» **TASK BRIEF**: Check each line of the listing below for the string "Iniciar", and give only how many lines hold it.

(Data items)
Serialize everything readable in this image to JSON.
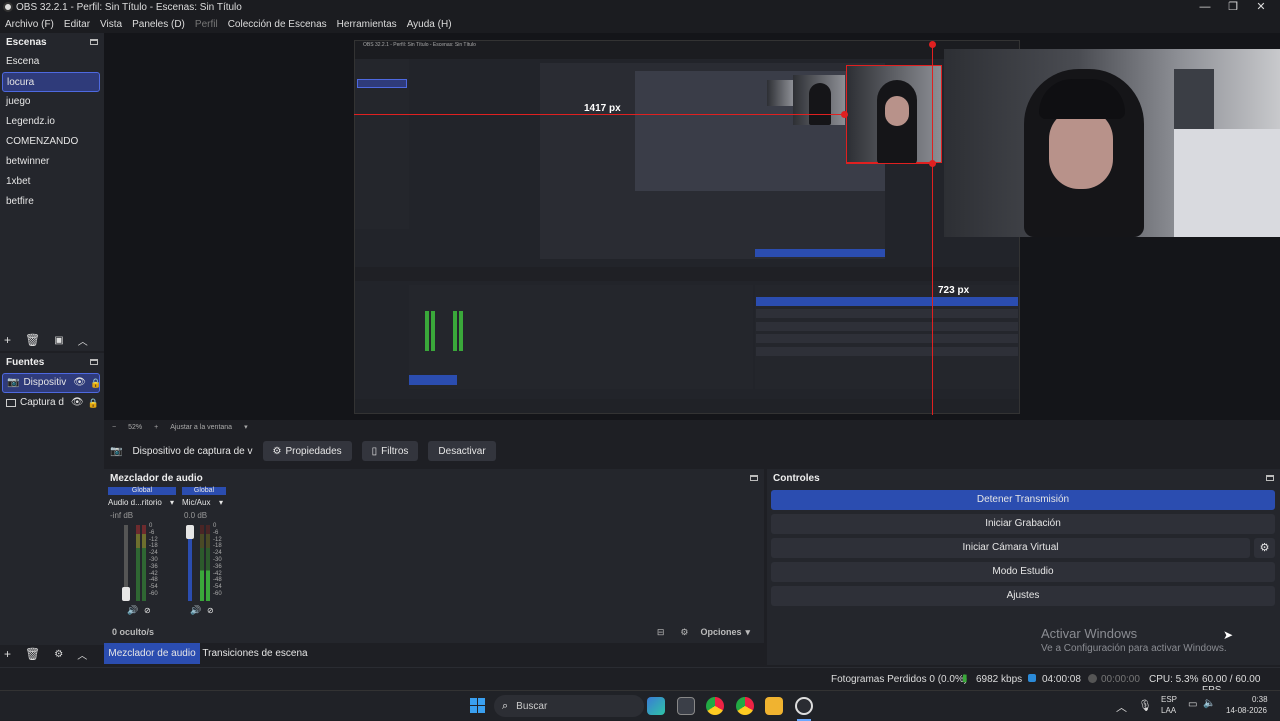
{
  "window": {
    "title": "OBS 32.2.1 - Perfil: Sin Título - Escenas: Sin Título"
  },
  "menu": [
    {
      "label": "Archivo (F)",
      "dim": false
    },
    {
      "label": "Editar",
      "dim": false
    },
    {
      "label": "Vista",
      "dim": false
    },
    {
      "label": "Paneles (D)",
      "dim": false
    },
    {
      "label": "Perfil",
      "dim": true
    },
    {
      "label": "Colección de Escenas",
      "dim": false
    },
    {
      "label": "Herramientas",
      "dim": false
    },
    {
      "label": "Ayuda (H)",
      "dim": false
    }
  ],
  "scenes": {
    "title": "Escenas",
    "items": [
      "Escena",
      "locura",
      "juego",
      "Legendz.io",
      "COMENZANDO",
      "betwinner",
      "1xbet",
      "betfire"
    ],
    "selected": "locura"
  },
  "sources": {
    "title": "Fuentes",
    "items": [
      {
        "label": "Dispositiv",
        "icon": "camera-icon",
        "selected": true
      },
      {
        "label": "Captura d",
        "icon": "monitor-icon",
        "selected": false
      }
    ]
  },
  "preview": {
    "measure_top": "1417 px",
    "measure_right": "723 px",
    "zoom": "52%",
    "fit_label": "Ajustar a la ventana"
  },
  "source_toolbar": {
    "source_name": "Dispositivo de captura de v",
    "properties": "Propiedades",
    "filters": "Filtros",
    "deactivate": "Desactivar"
  },
  "mixer": {
    "title": "Mezclador de audio",
    "channels": [
      {
        "badge": "Global",
        "name": "Audio d...ritorio",
        "db": "-inf dB"
      },
      {
        "badge": "Global",
        "name": "Mic/Aux",
        "db": "0.0 dB"
      }
    ],
    "scale": [
      "0",
      "-6",
      "-12",
      "-18",
      "-24",
      "-30",
      "-36",
      "-42",
      "-48",
      "-54",
      "-60"
    ],
    "hidden": "0 oculto/s",
    "options": "Opciones",
    "tab_active": "Mezclador de audio",
    "tab_other": "Transiciones de escena"
  },
  "controls": {
    "title": "Controles",
    "buttons": [
      "Detener Transmisión",
      "Iniciar Grabación",
      "Iniciar Cámara Virtual",
      "Modo Estudio",
      "Ajustes"
    ]
  },
  "watermark": {
    "line1": "Activar Windows",
    "line2": "Ve a Configuración para activar Windows."
  },
  "status": {
    "dropped": "Fotogramas Perdidos 0 (0.0%)",
    "bitrate": "6982 kbps",
    "stream_time": "04:00:08",
    "rec_time": "00:00:00",
    "cpu": "CPU: 5.3%",
    "fps": "60.00 / 60.00 FPS"
  },
  "taskbar": {
    "search": "Buscar",
    "lang1": "ESP",
    "lang2": "LAA",
    "time": "0:38",
    "date": "14-08-2026"
  },
  "colors": {
    "accent": "#2b4db0",
    "selection": "#4e69e0",
    "guide": "#e02020",
    "meter_green": "#3aa83a",
    "meter_yellow": "#b8b830",
    "meter_red": "#b83030"
  }
}
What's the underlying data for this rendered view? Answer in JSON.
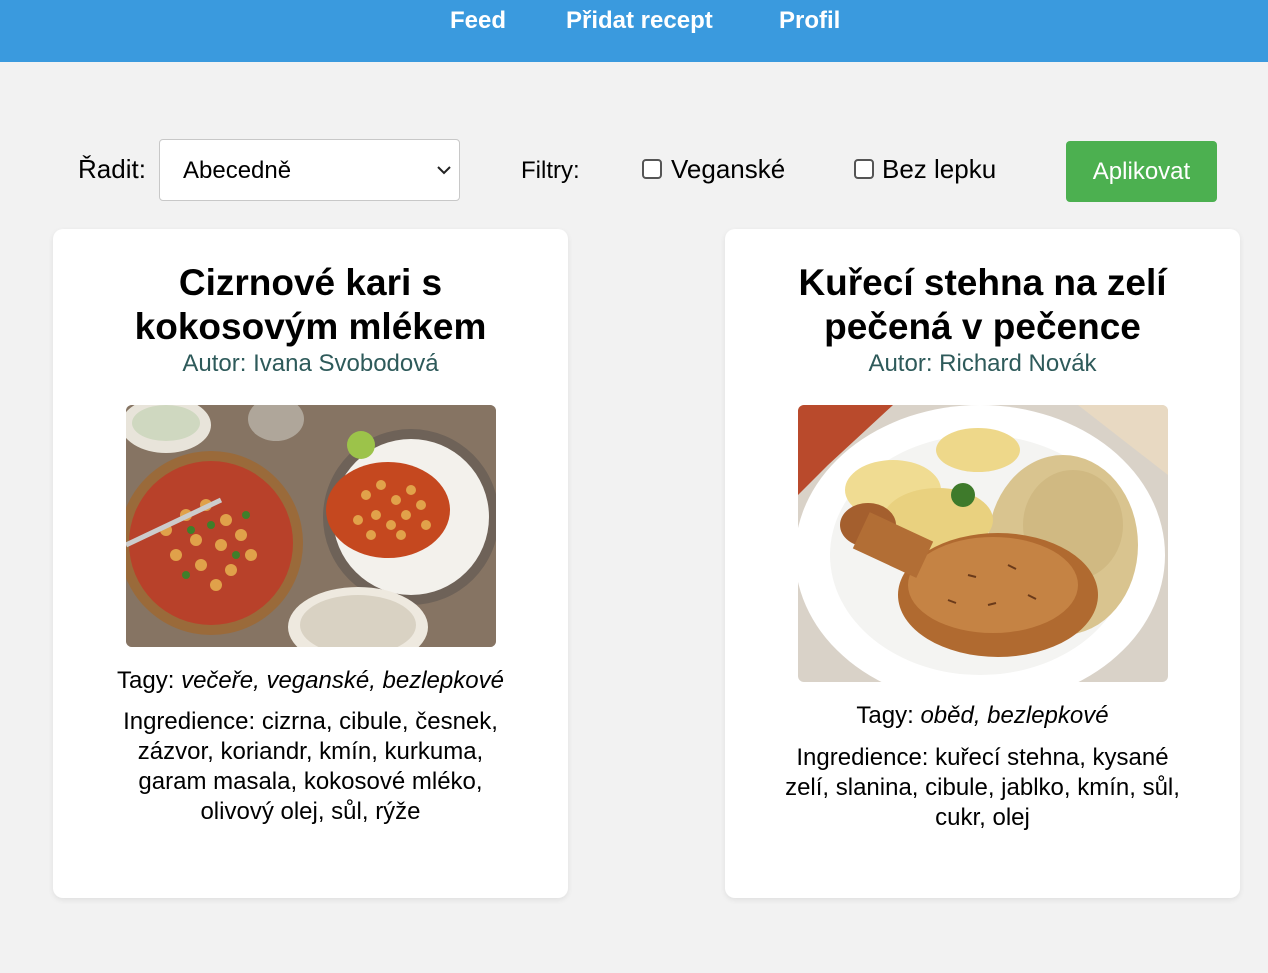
{
  "nav": {
    "feed": "Feed",
    "add_recipe": "Přidat recept",
    "profile": "Profil"
  },
  "controls": {
    "sort_label": "Řadit:",
    "sort_value": "Abecedně",
    "filters_label": "Filtry:",
    "vegan_label": "Veganské",
    "vegan_checked": false,
    "gluten_free_label": "Bez lepku",
    "gluten_free_checked": false,
    "apply_label": "Aplikovat"
  },
  "recipes": [
    {
      "title": "Cizrnové kari s kokosovým mlékem",
      "author": "Autor: Ivana Svobodová",
      "tags_label": "Tagy:",
      "tags": "večeře, veganské, bezlepkové",
      "ingredients": "Ingredience: cizrna, cibule, česnek, zázvor, koriandr, kmín, kurkuma, garam masala, kokosové mléko, olivový olej, sůl, rýže"
    },
    {
      "title": "Kuřecí stehna na zelí pečená v pečence",
      "author": "Autor: Richard Novák",
      "tags_label": "Tagy:",
      "tags": "oběd, bezlepkové",
      "ingredients": "Ingredience: kuřecí stehna, kysané zelí, slanina, cibule, jablko, kmín, sůl, cukr, olej"
    }
  ],
  "colors": {
    "topbar": "#3a9ade",
    "apply_button": "#4cb050",
    "author_text": "#2e5a5a",
    "background": "#f2f2f2"
  }
}
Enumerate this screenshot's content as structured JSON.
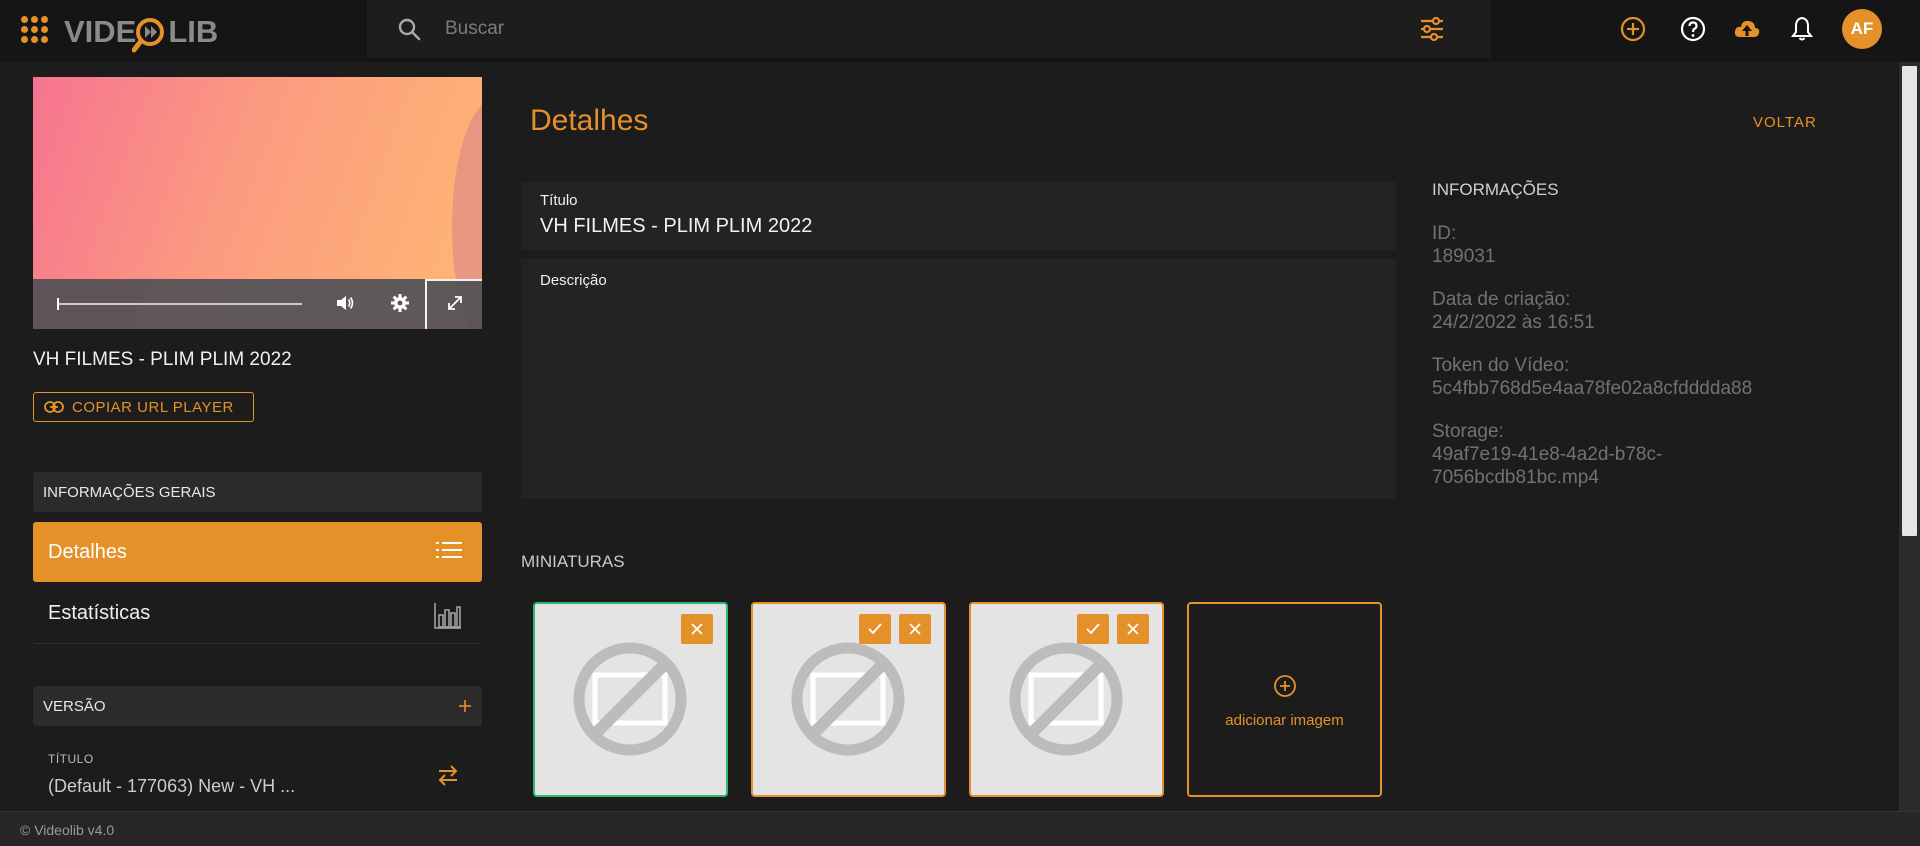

» **FULL RESPONSE**: 2